** Start of MATERIAL FOR THIS EXERCISE **
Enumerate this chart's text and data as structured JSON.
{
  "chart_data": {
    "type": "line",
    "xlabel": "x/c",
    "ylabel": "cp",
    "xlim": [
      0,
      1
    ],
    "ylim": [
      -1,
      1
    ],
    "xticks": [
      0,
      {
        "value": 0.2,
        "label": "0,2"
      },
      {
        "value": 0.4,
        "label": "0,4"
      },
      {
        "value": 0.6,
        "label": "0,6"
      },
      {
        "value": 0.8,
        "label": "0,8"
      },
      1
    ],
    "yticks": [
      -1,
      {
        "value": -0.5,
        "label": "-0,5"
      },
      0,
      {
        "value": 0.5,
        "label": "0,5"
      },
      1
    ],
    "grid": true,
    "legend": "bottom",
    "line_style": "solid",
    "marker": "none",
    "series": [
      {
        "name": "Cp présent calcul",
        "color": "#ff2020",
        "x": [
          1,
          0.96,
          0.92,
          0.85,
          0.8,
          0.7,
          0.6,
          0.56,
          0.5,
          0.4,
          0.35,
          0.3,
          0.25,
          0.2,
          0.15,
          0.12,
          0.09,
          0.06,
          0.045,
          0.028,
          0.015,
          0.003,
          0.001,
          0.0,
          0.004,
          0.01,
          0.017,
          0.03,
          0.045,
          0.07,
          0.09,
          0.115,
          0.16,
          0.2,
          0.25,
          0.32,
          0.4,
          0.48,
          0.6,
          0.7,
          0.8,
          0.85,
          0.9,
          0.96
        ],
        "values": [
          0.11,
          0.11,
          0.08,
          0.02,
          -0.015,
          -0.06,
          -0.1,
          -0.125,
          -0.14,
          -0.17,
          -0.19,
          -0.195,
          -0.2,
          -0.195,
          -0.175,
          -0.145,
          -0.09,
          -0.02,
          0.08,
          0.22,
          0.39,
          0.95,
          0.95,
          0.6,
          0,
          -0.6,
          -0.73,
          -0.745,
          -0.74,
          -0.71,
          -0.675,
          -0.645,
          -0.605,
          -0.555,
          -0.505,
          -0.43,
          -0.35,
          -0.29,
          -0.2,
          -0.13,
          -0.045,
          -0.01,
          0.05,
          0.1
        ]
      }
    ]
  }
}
** End of MATERIAL FOR THIS EXERCISE **
STATED TASK >>
Your task is to repeat every line exactly.

WRITTEN RESPONSE >>
Enumerate this chart's text and data as structured JSON.
{
  "chart_data": {
    "type": "line",
    "xlabel": "x/c",
    "ylabel": "cp",
    "xlim": [
      0,
      1
    ],
    "ylim": [
      -1,
      1
    ],
    "xticks": [
      0,
      {
        "value": 0.2,
        "label": "0,2"
      },
      {
        "value": 0.4,
        "label": "0,4"
      },
      {
        "value": 0.6,
        "label": "0,6"
      },
      {
        "value": 0.8,
        "label": "0,8"
      },
      1
    ],
    "yticks": [
      -1,
      {
        "value": -0.5,
        "label": "-0,5"
      },
      0,
      {
        "value": 0.5,
        "label": "0,5"
      },
      1
    ],
    "grid": true,
    "legend": "bottom",
    "line_style": "solid",
    "marker": "none",
    "series": [
      {
        "name": "Cp présent calcul",
        "color": "#ff2020",
        "x": [
          1,
          0.96,
          0.92,
          0.85,
          0.8,
          0.7,
          0.6,
          0.56,
          0.5,
          0.4,
          0.35,
          0.3,
          0.25,
          0.2,
          0.15,
          0.12,
          0.09,
          0.06,
          0.045,
          0.028,
          0.015,
          0.003,
          0.001,
          0.0,
          0.004,
          0.01,
          0.017,
          0.03,
          0.045,
          0.07,
          0.09,
          0.115,
          0.16,
          0.2,
          0.25,
          0.32,
          0.4,
          0.48,
          0.6,
          0.7,
          0.8,
          0.85,
          0.9,
          0.96
        ],
        "values": [
          0.11,
          0.11,
          0.08,
          0.02,
          -0.015,
          -0.06,
          -0.1,
          -0.125,
          -0.14,
          -0.17,
          -0.19,
          -0.195,
          -0.2,
          -0.195,
          -0.175,
          -0.145,
          -0.09,
          -0.02,
          0.08,
          0.22,
          0.39,
          0.95,
          0.95,
          0.6,
          0,
          -0.6,
          -0.73,
          -0.745,
          -0.74,
          -0.71,
          -0.675,
          -0.645,
          -0.605,
          -0.555,
          -0.505,
          -0.43,
          -0.35,
          -0.29,
          -0.2,
          -0.13,
          -0.045,
          -0.01,
          0.05,
          0.1
        ]
      }
    ]
  }
}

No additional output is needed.